**Written task:**
Find the lines below that contain the word "УДАРЫ" and count them. Only the number should be given.

Saved data entries:
----------

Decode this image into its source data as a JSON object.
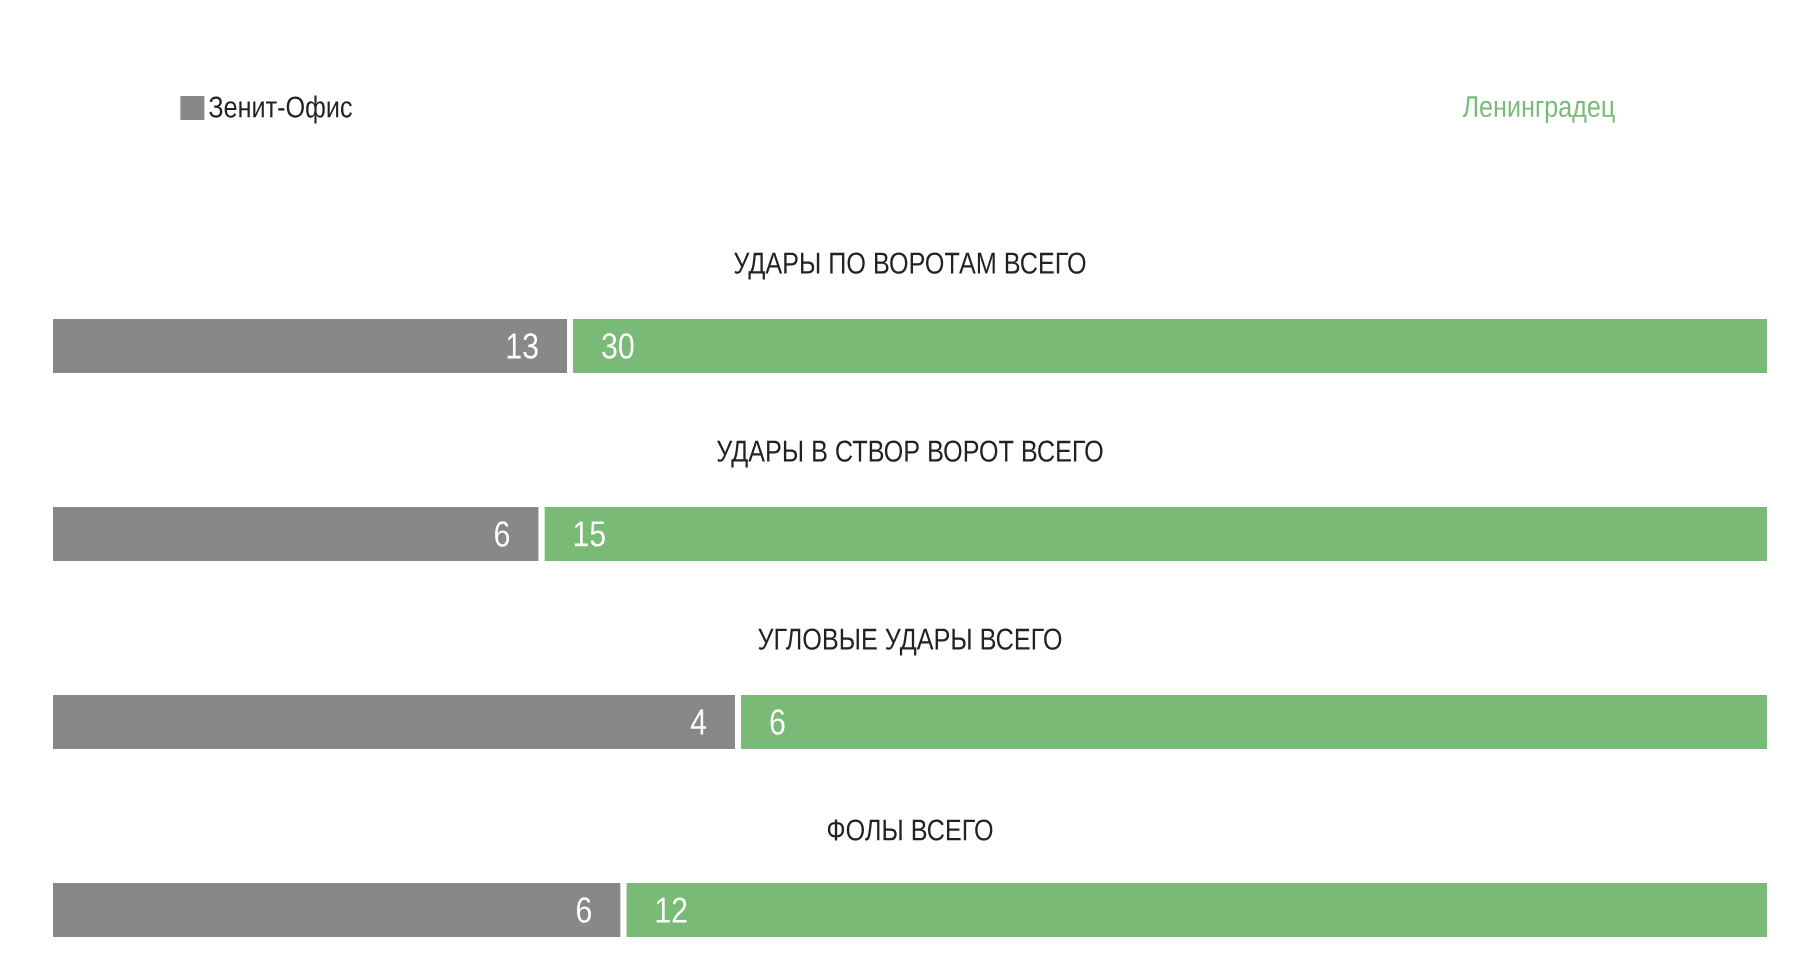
{
  "chart_data": [
    {
      "type": "bar",
      "orientation": "horizontal",
      "stacked": true,
      "title": "УДАРЫ ПО ВОРОТАМ ВСЕГО",
      "categories": [
        null
      ],
      "series": [
        {
          "name": "Зенит-Офис",
          "color": "#888888",
          "values": [
            13
          ]
        },
        {
          "name": "Ленинградец",
          "color": "#78ba76",
          "values": [
            30
          ]
        }
      ],
      "data_labels": true,
      "legend": "top"
    },
    {
      "type": "bar",
      "orientation": "horizontal",
      "stacked": true,
      "title": "УДАРЫ В СТВОР ВОРОТ ВСЕГО",
      "categories": [
        null
      ],
      "series": [
        {
          "color": "#888888",
          "values": [
            6
          ]
        },
        {
          "color": "#78ba76",
          "values": [
            15
          ]
        }
      ],
      "data_labels": true
    },
    {
      "type": "bar",
      "orientation": "horizontal",
      "stacked": true,
      "title": "УГЛОВЫЕ УДАРЫ ВСЕГО",
      "categories": [
        null
      ],
      "series": [
        {
          "color": "#888888",
          "values": [
            4
          ]
        },
        {
          "color": "#78ba76",
          "values": [
            6
          ]
        }
      ],
      "data_labels": true
    },
    {
      "type": "bar",
      "orientation": "horizontal",
      "stacked": true,
      "title": "ФОЛЫ ВСЕГО",
      "categories": [
        null
      ],
      "series": [
        {
          "color": "#888888",
          "values": [
            6
          ]
        },
        {
          "color": "#78ba76",
          "values": [
            12
          ]
        }
      ],
      "data_labels": true
    }
  ]
}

----------

**Expected output:**
3